### ITEMS
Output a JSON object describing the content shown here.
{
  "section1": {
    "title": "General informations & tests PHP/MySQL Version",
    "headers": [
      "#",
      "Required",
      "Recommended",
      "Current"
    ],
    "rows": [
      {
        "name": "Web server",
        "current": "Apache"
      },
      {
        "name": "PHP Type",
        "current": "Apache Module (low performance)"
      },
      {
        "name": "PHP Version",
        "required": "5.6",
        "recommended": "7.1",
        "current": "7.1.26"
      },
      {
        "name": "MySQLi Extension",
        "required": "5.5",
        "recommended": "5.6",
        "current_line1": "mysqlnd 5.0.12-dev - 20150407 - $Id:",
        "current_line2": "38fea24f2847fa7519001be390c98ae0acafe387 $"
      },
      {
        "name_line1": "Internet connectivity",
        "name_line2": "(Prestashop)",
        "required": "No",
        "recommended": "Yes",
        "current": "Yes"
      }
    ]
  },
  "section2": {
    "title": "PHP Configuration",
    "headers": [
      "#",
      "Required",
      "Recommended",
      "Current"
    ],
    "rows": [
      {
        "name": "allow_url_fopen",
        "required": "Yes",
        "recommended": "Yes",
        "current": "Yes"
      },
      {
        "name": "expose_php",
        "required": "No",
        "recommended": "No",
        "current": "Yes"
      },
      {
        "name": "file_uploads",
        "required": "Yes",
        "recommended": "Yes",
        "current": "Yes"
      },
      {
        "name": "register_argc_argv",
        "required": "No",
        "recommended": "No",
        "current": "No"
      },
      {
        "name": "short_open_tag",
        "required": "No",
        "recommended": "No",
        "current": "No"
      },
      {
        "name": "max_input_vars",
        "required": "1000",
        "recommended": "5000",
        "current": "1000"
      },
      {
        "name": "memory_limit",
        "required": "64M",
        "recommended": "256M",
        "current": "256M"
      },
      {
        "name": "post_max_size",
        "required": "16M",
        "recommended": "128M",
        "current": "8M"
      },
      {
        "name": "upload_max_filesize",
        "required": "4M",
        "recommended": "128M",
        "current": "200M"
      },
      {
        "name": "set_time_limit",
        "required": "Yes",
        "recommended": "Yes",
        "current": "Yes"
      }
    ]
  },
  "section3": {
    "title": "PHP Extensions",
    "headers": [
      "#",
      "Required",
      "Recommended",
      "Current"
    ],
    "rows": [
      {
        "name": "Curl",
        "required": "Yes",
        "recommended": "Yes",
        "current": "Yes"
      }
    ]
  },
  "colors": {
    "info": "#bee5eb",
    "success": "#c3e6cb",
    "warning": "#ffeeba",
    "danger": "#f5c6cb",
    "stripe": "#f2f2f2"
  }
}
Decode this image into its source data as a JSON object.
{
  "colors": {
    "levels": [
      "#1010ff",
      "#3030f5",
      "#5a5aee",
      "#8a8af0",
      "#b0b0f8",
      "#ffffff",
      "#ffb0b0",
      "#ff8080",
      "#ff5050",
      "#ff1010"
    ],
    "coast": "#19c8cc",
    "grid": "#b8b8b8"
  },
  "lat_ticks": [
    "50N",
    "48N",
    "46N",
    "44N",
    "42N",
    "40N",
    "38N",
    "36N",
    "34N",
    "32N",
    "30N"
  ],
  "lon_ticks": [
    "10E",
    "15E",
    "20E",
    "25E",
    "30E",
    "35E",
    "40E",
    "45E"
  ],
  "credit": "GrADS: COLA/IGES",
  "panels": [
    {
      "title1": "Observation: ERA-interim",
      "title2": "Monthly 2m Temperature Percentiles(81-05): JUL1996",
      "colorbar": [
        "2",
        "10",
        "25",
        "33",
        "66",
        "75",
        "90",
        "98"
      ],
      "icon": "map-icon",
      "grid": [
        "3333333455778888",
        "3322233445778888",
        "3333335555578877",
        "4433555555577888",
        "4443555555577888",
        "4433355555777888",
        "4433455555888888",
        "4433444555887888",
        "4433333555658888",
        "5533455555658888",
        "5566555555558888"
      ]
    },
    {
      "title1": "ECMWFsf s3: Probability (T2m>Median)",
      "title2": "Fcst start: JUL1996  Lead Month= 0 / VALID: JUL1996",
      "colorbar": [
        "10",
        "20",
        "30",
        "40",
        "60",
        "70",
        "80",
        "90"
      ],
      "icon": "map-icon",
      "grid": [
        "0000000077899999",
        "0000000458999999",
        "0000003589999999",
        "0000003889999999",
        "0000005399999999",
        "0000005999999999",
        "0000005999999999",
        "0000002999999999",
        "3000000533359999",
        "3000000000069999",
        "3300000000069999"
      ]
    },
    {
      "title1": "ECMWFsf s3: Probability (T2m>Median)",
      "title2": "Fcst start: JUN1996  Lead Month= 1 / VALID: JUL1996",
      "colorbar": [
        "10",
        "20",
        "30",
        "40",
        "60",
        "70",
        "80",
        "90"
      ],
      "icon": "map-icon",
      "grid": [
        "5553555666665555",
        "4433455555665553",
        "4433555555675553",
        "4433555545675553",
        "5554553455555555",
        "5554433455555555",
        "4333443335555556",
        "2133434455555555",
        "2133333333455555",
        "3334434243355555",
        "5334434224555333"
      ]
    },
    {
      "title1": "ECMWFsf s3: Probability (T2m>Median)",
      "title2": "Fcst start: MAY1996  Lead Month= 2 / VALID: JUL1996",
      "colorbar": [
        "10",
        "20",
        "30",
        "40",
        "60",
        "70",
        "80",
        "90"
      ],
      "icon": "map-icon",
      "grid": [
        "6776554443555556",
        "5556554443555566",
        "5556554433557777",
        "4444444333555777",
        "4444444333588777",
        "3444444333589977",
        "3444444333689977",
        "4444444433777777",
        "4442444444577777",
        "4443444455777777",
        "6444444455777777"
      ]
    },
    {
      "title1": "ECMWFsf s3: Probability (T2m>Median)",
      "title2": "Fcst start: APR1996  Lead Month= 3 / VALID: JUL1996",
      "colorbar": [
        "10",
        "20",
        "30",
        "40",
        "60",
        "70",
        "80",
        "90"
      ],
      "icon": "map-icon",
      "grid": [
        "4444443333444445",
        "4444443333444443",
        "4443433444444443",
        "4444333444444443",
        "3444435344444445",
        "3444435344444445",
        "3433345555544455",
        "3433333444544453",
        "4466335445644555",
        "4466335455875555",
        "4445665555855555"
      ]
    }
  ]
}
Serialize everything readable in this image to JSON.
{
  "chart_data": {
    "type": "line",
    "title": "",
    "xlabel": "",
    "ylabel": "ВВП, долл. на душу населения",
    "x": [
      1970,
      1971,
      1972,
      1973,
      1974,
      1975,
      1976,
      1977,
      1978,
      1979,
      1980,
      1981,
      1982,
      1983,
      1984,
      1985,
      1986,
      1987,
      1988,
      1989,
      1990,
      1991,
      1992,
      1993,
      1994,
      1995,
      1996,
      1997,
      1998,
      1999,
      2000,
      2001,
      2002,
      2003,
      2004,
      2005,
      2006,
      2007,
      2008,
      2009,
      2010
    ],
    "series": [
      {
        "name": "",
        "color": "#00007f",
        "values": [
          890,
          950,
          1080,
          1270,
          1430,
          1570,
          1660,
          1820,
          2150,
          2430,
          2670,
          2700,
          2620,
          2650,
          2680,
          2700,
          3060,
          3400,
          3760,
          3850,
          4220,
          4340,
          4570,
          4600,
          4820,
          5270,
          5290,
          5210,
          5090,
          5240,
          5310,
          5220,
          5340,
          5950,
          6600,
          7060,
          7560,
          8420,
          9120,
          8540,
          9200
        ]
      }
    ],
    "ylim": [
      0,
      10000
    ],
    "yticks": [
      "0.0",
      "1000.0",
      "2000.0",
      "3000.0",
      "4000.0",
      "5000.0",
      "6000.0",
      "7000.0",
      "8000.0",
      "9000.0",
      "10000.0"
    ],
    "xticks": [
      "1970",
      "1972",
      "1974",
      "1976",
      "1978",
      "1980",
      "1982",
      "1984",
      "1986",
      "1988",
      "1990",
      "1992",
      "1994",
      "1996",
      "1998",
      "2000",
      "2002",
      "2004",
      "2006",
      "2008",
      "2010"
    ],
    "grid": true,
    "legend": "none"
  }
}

### JOB
How many lines in these entries hold the string "Apache"? Answer with the number alone.

### TASK OUTPUT
2